** start DATA FOR THIS EXERCISE **

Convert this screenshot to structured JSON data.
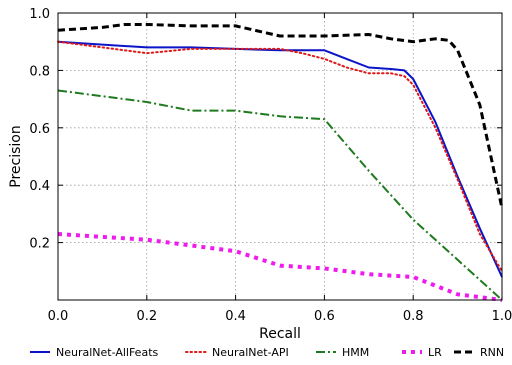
{
  "chart_data": {
    "type": "line",
    "title": "",
    "xlabel": "Recall",
    "ylabel": "Precision",
    "xlim": [
      0.0,
      1.0
    ],
    "ylim": [
      0.0,
      1.0
    ],
    "xticks": [
      "0.0",
      "0.2",
      "0.4",
      "0.6",
      "0.8",
      "1.0"
    ],
    "yticks": [
      "0.2",
      "0.4",
      "0.6",
      "0.8",
      "1.0"
    ],
    "grid": true,
    "legend_position": "bottom",
    "series": [
      {
        "name": "NeuralNet-AllFeats",
        "color": "#0a14c8",
        "style": "solid",
        "x": [
          0.0,
          0.1,
          0.2,
          0.3,
          0.4,
          0.5,
          0.6,
          0.65,
          0.7,
          0.75,
          0.78,
          0.8,
          0.85,
          0.9,
          0.95,
          1.0
        ],
        "y": [
          0.9,
          0.89,
          0.88,
          0.88,
          0.875,
          0.87,
          0.87,
          0.84,
          0.81,
          0.805,
          0.8,
          0.77,
          0.62,
          0.43,
          0.25,
          0.08
        ]
      },
      {
        "name": "NeuralNet-API",
        "color": "#e01818",
        "style": "dotted",
        "x": [
          0.0,
          0.1,
          0.2,
          0.3,
          0.4,
          0.5,
          0.55,
          0.6,
          0.65,
          0.7,
          0.75,
          0.78,
          0.8,
          0.85,
          0.9,
          0.95,
          1.0
        ],
        "y": [
          0.9,
          0.88,
          0.86,
          0.875,
          0.875,
          0.875,
          0.86,
          0.84,
          0.81,
          0.79,
          0.79,
          0.78,
          0.75,
          0.6,
          0.42,
          0.23,
          0.1
        ]
      },
      {
        "name": "HMM",
        "color": "#1e7a1e",
        "style": "dashdot",
        "x": [
          0.0,
          0.1,
          0.2,
          0.3,
          0.4,
          0.5,
          0.6,
          0.7,
          0.8,
          0.9,
          1.0
        ],
        "y": [
          0.73,
          0.71,
          0.69,
          0.66,
          0.66,
          0.64,
          0.63,
          0.45,
          0.28,
          0.14,
          0.0
        ]
      },
      {
        "name": "LR",
        "color": "#ee1aee",
        "style": "dotted-thick",
        "x": [
          0.0,
          0.1,
          0.2,
          0.3,
          0.4,
          0.5,
          0.6,
          0.7,
          0.8,
          0.85,
          0.9,
          1.0
        ],
        "y": [
          0.23,
          0.22,
          0.21,
          0.19,
          0.17,
          0.12,
          0.11,
          0.09,
          0.08,
          0.05,
          0.02,
          0.0
        ]
      },
      {
        "name": "RNN",
        "color": "#000000",
        "style": "dashed",
        "x": [
          0.0,
          0.1,
          0.15,
          0.2,
          0.3,
          0.4,
          0.5,
          0.6,
          0.7,
          0.75,
          0.8,
          0.85,
          0.88,
          0.9,
          0.95,
          1.0
        ],
        "y": [
          0.94,
          0.95,
          0.96,
          0.96,
          0.955,
          0.955,
          0.92,
          0.92,
          0.925,
          0.91,
          0.9,
          0.91,
          0.905,
          0.87,
          0.68,
          0.32
        ]
      }
    ]
  }
}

** end DATA FOR THIS EXERCISE **

* **WORK TO BE COMPLETED**: How many of the listing's lines contain "NeuralNet"? Respond with a single number and nothing else.

* **FULL SOLUTION**: 2